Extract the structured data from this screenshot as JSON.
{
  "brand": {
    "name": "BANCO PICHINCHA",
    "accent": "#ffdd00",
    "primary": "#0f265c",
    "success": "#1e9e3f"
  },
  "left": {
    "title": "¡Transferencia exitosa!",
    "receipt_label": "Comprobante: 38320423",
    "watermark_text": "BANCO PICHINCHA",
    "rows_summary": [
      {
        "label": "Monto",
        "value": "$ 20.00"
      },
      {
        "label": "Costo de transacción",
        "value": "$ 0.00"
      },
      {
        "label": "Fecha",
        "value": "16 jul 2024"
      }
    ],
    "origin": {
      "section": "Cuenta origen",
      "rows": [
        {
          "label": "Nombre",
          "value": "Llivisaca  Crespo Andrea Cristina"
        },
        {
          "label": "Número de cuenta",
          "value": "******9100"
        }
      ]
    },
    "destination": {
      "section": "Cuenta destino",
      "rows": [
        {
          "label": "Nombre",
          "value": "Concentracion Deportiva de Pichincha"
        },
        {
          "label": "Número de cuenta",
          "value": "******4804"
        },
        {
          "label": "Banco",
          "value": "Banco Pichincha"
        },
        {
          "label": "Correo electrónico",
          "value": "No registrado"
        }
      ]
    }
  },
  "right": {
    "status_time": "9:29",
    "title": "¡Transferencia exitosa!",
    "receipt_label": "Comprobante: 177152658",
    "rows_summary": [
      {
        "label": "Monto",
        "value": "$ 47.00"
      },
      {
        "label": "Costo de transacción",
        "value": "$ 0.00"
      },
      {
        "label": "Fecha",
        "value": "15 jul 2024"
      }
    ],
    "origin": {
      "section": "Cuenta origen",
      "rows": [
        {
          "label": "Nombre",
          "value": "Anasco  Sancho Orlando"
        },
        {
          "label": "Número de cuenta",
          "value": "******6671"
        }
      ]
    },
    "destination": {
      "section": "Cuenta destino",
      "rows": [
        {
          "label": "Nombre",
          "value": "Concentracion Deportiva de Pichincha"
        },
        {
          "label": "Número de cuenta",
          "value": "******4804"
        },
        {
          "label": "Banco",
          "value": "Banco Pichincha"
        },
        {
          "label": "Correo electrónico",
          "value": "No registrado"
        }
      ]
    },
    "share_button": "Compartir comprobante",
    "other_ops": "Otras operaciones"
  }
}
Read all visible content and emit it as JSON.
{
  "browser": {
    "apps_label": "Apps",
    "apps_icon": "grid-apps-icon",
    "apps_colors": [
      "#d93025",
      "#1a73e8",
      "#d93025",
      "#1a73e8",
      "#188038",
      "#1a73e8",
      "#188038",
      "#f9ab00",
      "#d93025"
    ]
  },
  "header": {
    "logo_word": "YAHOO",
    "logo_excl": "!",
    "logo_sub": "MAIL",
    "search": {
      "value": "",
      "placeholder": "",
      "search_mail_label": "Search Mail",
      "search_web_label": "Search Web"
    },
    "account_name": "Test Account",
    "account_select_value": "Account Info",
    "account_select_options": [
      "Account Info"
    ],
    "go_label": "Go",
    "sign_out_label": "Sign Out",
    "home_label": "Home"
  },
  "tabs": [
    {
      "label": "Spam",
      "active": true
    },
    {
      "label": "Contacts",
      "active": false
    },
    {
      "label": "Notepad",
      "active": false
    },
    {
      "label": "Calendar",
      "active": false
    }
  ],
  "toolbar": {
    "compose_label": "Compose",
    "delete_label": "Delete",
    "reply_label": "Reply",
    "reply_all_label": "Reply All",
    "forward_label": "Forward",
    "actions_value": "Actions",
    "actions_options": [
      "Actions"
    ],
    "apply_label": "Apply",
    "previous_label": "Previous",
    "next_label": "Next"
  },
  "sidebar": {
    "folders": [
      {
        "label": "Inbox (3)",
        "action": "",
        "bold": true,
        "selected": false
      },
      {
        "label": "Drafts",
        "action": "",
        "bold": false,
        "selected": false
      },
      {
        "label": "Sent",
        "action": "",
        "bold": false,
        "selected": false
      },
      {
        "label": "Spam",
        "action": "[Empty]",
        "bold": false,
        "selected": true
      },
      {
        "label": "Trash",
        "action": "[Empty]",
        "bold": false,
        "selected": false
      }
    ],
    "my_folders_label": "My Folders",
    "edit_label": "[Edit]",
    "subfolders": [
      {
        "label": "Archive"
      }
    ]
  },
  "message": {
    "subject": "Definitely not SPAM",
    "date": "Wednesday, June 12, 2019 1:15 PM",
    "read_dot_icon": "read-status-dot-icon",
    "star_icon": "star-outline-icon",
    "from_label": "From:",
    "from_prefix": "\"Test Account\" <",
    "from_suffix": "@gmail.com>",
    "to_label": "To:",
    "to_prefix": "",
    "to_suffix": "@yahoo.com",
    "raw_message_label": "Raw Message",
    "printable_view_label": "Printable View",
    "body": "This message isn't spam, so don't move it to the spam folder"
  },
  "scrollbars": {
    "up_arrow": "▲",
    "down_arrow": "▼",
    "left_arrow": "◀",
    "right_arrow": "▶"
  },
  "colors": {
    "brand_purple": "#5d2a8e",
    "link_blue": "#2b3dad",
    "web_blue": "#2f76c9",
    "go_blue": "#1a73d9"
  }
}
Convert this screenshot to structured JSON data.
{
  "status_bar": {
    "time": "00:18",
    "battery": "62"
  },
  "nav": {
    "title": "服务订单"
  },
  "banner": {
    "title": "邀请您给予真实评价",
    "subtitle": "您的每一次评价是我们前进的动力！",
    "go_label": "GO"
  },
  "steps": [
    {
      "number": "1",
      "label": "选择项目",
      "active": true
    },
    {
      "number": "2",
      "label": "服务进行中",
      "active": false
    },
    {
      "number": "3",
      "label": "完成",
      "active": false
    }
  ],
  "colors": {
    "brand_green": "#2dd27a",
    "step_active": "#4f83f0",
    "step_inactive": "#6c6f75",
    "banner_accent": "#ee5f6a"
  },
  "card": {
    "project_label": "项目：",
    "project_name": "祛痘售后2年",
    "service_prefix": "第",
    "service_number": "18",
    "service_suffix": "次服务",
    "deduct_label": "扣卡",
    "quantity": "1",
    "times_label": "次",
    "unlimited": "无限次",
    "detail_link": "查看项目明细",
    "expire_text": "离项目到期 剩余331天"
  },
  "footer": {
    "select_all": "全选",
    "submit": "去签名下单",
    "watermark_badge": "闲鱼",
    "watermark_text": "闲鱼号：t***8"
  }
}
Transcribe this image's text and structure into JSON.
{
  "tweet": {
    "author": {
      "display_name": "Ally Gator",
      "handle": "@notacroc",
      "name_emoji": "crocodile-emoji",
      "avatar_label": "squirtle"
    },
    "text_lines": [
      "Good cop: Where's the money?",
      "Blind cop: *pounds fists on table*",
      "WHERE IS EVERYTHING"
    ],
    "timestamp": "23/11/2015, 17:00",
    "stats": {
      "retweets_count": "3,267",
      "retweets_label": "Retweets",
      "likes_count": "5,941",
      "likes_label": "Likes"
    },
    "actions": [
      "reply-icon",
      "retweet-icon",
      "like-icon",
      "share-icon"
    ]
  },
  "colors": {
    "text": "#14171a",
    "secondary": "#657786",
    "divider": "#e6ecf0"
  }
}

··········

PROBLEM |
Reproduce each line of the material containing the word "true".

OUTPUT FOR THIS EXERCISE |
      "active": true
        "bold": true,
        "selected": true
      "active": true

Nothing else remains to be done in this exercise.